-- Material provided start --

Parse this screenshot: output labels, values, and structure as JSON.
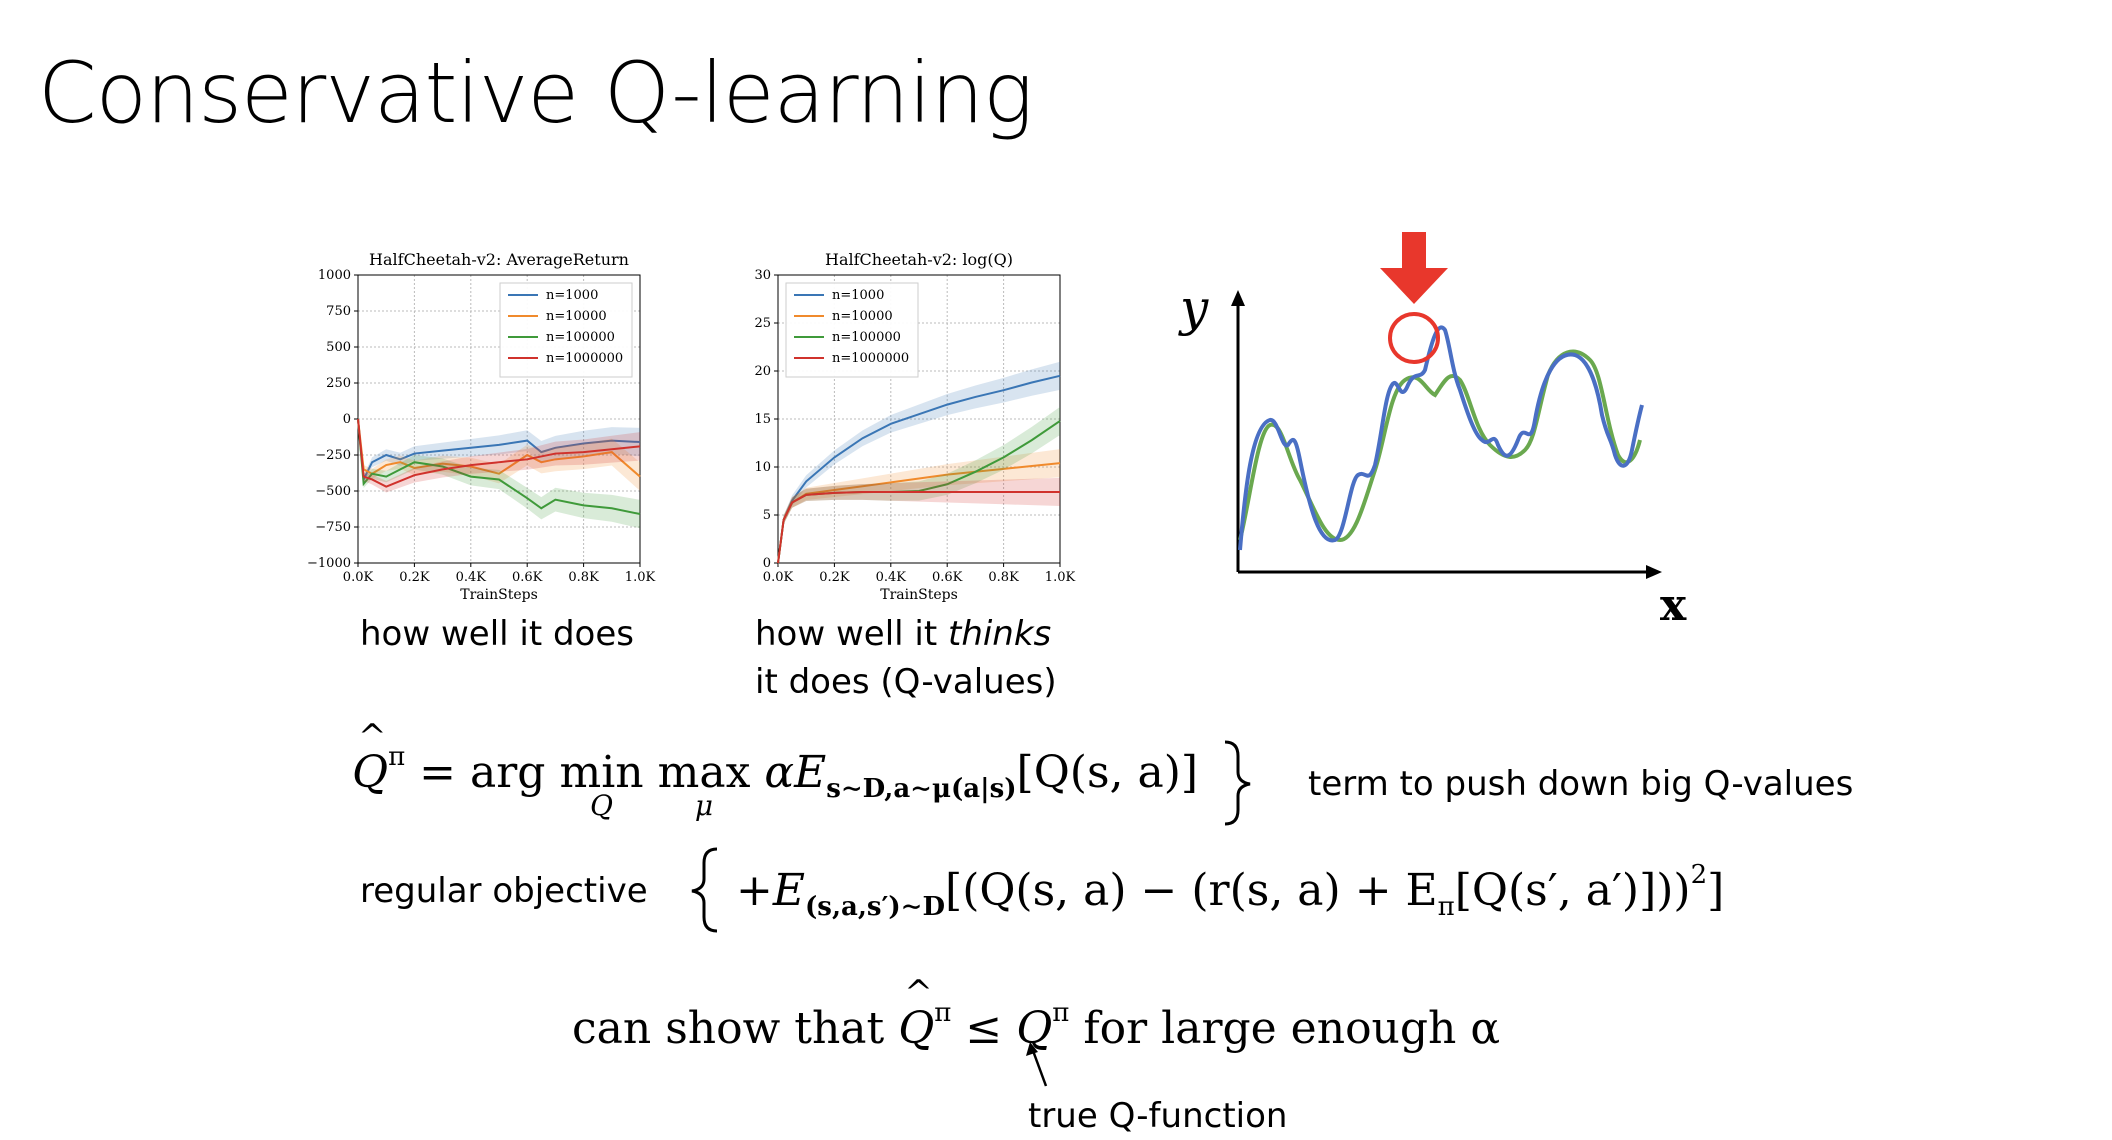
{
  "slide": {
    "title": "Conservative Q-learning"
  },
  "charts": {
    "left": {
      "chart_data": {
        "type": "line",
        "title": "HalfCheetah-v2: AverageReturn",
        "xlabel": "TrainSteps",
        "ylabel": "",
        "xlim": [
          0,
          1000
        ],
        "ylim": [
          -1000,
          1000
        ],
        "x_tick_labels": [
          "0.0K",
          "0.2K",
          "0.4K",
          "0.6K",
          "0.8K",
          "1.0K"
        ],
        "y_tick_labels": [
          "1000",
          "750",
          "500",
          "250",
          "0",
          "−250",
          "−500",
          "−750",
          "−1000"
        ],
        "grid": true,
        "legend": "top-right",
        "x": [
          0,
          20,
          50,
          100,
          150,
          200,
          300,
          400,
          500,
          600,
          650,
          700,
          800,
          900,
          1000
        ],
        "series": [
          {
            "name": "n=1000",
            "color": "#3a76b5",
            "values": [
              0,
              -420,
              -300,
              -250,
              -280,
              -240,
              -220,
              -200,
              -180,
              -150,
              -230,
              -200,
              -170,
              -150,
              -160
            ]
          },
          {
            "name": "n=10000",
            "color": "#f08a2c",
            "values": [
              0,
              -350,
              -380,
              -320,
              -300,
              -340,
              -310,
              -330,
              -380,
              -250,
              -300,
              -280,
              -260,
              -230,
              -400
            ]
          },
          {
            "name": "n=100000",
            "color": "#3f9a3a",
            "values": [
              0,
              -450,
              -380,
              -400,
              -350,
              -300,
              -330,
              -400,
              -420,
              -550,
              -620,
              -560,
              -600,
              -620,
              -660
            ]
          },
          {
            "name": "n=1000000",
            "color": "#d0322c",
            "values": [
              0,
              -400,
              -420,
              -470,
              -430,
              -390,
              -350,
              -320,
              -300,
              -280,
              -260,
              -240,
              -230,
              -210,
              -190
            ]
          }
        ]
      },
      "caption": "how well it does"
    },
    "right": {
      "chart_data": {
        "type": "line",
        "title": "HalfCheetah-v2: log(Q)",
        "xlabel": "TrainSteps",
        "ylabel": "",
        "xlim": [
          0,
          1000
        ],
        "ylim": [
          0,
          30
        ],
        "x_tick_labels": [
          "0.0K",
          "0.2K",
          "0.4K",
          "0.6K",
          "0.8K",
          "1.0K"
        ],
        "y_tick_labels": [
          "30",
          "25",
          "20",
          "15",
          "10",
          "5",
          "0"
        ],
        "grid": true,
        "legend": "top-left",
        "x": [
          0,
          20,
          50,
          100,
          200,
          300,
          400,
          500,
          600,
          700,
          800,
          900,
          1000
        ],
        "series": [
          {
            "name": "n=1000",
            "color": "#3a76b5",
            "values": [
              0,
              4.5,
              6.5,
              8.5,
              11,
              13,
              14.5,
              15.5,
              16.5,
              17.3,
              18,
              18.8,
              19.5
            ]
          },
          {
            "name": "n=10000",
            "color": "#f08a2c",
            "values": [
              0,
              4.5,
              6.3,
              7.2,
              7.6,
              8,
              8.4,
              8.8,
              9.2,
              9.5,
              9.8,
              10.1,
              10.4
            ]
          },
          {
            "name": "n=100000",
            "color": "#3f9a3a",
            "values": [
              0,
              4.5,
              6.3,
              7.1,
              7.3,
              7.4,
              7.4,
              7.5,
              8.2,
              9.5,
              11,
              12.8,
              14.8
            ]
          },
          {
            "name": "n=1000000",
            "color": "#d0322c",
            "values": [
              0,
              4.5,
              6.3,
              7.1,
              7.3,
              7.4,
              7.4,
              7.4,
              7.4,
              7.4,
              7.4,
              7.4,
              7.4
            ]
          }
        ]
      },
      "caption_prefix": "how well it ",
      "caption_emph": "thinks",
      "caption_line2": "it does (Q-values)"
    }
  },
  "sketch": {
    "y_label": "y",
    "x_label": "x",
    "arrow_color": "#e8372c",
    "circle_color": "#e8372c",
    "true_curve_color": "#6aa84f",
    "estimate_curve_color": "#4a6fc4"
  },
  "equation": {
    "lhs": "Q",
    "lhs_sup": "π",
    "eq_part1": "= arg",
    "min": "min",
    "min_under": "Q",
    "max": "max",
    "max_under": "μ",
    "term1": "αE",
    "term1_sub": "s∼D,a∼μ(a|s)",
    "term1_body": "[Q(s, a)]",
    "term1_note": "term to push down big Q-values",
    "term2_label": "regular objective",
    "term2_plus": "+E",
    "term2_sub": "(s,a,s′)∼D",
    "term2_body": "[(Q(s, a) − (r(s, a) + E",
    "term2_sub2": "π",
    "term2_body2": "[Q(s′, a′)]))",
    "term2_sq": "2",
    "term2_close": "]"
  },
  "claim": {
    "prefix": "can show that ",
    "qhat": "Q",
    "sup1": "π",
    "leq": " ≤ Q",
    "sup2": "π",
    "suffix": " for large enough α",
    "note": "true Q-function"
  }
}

-- Material provided end --
-- Material provided start --

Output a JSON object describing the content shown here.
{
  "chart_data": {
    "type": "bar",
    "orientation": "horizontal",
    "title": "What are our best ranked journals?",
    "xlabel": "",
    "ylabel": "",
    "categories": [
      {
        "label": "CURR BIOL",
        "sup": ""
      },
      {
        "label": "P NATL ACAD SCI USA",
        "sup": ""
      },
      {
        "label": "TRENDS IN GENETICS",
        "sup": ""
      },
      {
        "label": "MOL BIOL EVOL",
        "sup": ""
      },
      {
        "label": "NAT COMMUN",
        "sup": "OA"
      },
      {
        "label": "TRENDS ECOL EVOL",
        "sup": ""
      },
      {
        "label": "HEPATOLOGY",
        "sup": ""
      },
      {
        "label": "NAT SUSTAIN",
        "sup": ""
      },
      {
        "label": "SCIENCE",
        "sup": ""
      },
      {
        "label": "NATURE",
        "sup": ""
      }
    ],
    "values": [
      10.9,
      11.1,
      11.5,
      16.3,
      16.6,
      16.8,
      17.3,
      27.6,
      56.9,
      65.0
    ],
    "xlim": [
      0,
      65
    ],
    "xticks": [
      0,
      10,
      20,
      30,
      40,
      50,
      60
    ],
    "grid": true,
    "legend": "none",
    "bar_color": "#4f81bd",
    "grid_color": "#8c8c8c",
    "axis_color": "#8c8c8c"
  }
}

-- Material provided end --

• **Directions for this task**
Extract each line holding the word "title" from the records.

• **The result**
    "title": "Conservative Q-learning"
        "title": "HalfCheetah-v2: AverageReturn",
        "title": "HalfCheetah-v2: log(Q)",
    "title": "What are our best ranked journals?",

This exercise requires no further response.